**Extract**:
The 2–3–5 was originally known as the “Pyramid”, with the numerical formation being referenced retrospectively. By the 1890s, it was the standard formation in England and had spread all over the world. With some variations, it was used by most top level teams up to the 1940s.

For the first time, a balance between attacking and defending was reached. When defending, the two defenders (full-backs), would zonally mark the opponent forwards (mainly the central trio), while the midfielders (halfbacks) would fill the gaps (usually marking the opposing wingers or inside forwards).

The centre halfback had a key role in both helping to organise the team’s attack and marking the opponent’s centre forward, supposedly one of their most dangerous players. It was this formation which gave rise to the convention of shirt numbers.

Danubian School
The Danubian School of football is a modification of the 2–3–5 formation in which the centre forward plays in a more withdrawn position. As played by the Austrians, Czechs, and Hungarians in the 1920s, it was taken to its peak by the Austrians in the 1930s. It relied on short-passing and individual skills. This school was heavily influenced by the likes of Hugo Meisl and Jimmy Hogan, the English coach who visited Austria at the time.

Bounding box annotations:
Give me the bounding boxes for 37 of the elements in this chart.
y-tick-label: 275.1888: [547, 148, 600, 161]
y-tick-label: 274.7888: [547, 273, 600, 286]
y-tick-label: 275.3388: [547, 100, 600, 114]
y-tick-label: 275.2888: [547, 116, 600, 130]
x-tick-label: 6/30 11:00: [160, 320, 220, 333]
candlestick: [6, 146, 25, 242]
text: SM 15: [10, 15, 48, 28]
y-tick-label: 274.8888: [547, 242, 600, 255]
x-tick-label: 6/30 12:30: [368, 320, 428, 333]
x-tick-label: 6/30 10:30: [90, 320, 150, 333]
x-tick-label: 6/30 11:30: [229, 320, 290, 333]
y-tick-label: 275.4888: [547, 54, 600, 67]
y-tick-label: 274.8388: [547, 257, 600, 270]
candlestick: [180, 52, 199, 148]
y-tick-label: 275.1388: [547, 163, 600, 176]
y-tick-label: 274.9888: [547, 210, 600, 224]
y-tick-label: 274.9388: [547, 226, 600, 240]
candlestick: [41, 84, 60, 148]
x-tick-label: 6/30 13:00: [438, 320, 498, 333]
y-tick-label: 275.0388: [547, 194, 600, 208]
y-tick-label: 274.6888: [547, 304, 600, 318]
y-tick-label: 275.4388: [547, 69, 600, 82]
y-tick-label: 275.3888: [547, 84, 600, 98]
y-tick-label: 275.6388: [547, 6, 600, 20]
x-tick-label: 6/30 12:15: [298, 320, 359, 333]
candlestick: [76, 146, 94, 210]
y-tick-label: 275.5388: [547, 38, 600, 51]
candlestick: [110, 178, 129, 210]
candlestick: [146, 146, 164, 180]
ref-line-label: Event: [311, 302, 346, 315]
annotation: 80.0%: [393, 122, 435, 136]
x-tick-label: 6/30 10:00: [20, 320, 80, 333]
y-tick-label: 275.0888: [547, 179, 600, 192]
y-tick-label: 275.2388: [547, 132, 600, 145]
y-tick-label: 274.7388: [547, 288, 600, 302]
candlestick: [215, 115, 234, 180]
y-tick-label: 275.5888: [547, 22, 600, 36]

**Set task 1**: Rewrite the records as a JSON list of strings with one string per line and blank lines left out, starting at the first line of the records and going on through the line that contains "candlestick: [6, 146, 25, 242]".
**Set task 2**: Extend the passage on the 2–3–5 football formation from its last sentence.
The passage on football formations and the records have no connection to each other.

**Task answer 1**:
[
  "Give me the bounding boxes for 37 of the elements in this chart.",
  "y-tick-label: 275.1888: [547, 148, 600, 161]",
  "y-tick-label: 274.7888: [547, 273, 600, 286]",
  "y-tick-label: 275.3388: [547, 100, 600, 114]",
  "y-tick-label: 275.2888: [547, 116, 600, 130]",
  "x-tick-label: 6/30 11:00: [160, 320, 220, 333]",
  "candlestick: [6, 146, 25, 242]"
]

**Task answer 2**:
Metodo Formation
The Metodo was devised by Vittorio Pozzo, coach of the Italian national team in the 1930s. It was a derivation of the Danubian School. The system was based on the 2–3–5 formation, Pozzo realised that his half-backs would need some more support in order to be superior to the opponents’ midfield, so he pulled two of the forwards to just in front of midfield, creating a 2–3–2–3 formation. This created a stronger defence than previous systems, as well as allowing effective counter-attacks. The Italian national team won back-to-back World Cups in 1934 and 1938 using this system. It has been argued that Pep Guardiola’s Barcelona used a modern version of this formation. This formation is also similar to the standard in table football, featuring two defenders, five midfielders and three strikers (which cannot be altered as the “players” are mounted on axles).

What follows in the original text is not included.